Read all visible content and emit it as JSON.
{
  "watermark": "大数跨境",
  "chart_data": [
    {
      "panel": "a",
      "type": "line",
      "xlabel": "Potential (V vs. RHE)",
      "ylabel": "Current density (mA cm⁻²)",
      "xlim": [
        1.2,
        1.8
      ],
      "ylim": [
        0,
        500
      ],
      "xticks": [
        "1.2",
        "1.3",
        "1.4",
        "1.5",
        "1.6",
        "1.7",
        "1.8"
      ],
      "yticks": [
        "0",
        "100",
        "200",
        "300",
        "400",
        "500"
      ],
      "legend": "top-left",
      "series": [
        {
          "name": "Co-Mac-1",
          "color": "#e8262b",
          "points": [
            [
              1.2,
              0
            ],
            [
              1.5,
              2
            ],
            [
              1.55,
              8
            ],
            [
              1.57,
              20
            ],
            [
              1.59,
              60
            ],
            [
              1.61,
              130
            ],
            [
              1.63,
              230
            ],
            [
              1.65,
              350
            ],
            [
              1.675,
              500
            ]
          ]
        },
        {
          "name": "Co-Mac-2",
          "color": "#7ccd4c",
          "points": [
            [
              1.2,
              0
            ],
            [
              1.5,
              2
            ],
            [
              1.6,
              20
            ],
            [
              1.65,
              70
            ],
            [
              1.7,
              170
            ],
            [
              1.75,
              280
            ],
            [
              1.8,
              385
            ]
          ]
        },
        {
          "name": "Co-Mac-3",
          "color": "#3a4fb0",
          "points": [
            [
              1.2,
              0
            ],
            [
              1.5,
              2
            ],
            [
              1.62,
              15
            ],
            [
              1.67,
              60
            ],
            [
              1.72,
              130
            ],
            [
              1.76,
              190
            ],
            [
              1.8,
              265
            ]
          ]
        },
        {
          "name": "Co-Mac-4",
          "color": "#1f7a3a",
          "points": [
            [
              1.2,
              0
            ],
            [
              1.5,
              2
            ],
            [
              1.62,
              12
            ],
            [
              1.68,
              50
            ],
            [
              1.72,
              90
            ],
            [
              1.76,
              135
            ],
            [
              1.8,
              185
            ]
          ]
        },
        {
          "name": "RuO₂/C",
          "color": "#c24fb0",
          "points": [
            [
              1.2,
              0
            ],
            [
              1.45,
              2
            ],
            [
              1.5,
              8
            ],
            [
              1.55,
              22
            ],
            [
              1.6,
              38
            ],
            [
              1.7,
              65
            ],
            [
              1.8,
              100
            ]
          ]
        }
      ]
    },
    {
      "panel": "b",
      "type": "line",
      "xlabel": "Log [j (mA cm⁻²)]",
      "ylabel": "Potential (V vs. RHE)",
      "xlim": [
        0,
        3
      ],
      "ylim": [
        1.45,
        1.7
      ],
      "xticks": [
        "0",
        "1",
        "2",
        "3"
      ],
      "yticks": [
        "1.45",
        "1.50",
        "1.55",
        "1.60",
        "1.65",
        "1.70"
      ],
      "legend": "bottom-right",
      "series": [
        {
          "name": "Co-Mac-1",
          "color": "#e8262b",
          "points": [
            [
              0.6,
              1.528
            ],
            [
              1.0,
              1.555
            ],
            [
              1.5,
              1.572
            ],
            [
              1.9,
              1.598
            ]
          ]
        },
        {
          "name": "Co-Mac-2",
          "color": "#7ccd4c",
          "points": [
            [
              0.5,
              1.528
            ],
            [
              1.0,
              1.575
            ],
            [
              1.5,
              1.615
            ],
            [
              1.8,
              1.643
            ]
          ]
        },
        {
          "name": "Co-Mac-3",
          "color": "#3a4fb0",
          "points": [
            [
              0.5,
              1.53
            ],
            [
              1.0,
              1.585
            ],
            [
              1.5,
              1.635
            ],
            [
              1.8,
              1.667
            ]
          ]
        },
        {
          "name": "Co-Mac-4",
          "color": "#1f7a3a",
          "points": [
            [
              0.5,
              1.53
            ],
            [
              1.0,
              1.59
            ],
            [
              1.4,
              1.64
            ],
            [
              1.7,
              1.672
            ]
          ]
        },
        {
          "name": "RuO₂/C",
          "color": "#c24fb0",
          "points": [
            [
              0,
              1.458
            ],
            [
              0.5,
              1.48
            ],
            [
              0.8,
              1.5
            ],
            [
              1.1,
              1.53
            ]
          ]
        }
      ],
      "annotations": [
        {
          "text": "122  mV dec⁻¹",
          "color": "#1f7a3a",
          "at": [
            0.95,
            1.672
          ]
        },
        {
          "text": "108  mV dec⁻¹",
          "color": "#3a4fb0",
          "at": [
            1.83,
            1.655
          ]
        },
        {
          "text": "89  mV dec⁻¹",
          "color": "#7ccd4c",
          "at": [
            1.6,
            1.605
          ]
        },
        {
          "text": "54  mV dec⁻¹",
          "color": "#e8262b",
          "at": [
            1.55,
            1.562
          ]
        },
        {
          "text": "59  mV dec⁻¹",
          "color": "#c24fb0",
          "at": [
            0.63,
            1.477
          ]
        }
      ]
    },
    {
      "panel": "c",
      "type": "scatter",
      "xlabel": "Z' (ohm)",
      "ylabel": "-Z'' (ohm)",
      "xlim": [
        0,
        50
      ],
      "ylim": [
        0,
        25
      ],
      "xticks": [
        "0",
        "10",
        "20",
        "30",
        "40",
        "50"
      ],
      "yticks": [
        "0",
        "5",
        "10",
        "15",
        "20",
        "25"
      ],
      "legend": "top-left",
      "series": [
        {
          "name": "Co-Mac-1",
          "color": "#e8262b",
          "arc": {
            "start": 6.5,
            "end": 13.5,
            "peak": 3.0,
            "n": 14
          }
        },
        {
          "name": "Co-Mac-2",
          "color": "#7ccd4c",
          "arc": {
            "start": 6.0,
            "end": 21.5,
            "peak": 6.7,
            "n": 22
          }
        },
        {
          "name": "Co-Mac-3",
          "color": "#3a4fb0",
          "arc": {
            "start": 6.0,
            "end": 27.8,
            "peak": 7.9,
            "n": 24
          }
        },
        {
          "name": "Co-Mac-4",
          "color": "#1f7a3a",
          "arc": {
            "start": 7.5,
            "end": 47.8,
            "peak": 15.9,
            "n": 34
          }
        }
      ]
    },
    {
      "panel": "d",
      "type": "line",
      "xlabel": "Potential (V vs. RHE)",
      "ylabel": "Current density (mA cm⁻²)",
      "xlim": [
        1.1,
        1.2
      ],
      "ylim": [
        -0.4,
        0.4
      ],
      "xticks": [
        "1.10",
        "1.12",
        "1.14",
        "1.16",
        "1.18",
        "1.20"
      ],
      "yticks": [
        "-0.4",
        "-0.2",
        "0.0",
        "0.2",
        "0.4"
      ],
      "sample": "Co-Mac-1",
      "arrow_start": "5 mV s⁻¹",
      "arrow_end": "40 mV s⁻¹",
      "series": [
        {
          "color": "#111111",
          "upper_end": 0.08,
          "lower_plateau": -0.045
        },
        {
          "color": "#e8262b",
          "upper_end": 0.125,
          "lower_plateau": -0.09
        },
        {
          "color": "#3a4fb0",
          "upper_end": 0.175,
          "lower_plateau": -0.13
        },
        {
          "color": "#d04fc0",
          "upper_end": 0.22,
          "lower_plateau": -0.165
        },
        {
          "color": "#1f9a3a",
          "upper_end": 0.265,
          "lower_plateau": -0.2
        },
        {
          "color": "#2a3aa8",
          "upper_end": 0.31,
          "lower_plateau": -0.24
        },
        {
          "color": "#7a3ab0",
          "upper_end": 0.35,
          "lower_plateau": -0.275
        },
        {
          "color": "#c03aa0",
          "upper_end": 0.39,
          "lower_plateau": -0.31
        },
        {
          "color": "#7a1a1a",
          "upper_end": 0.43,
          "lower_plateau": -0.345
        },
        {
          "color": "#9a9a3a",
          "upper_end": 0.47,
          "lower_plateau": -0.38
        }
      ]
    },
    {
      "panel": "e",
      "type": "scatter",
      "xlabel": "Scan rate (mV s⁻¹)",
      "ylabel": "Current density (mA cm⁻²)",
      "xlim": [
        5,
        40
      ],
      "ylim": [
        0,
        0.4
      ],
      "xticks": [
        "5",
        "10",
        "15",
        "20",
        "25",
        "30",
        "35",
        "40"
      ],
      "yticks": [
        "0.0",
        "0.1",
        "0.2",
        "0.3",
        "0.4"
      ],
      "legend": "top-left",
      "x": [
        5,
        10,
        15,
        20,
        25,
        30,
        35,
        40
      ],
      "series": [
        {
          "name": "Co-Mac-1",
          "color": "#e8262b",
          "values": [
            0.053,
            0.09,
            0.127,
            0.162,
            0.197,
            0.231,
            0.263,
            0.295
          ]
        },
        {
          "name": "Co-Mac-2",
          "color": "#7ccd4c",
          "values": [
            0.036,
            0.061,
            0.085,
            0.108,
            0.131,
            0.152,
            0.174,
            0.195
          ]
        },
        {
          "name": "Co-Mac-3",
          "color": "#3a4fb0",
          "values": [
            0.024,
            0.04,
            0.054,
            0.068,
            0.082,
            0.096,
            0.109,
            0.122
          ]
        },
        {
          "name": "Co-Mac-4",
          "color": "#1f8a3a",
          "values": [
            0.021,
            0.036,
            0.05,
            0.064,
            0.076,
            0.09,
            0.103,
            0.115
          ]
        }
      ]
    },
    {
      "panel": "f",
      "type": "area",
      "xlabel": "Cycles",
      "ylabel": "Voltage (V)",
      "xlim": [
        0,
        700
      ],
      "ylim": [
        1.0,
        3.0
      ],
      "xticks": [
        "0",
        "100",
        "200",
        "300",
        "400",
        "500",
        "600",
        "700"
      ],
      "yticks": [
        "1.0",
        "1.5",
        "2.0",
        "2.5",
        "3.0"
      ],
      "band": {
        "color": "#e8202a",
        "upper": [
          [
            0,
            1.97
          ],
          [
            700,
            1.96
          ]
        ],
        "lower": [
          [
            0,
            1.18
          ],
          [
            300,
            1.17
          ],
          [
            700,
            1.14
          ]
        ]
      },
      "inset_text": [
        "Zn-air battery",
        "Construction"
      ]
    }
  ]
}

::::

[Problem details] Count the lines in the records above that contain the word "panel", and give only the number.

[Reply to the task] 6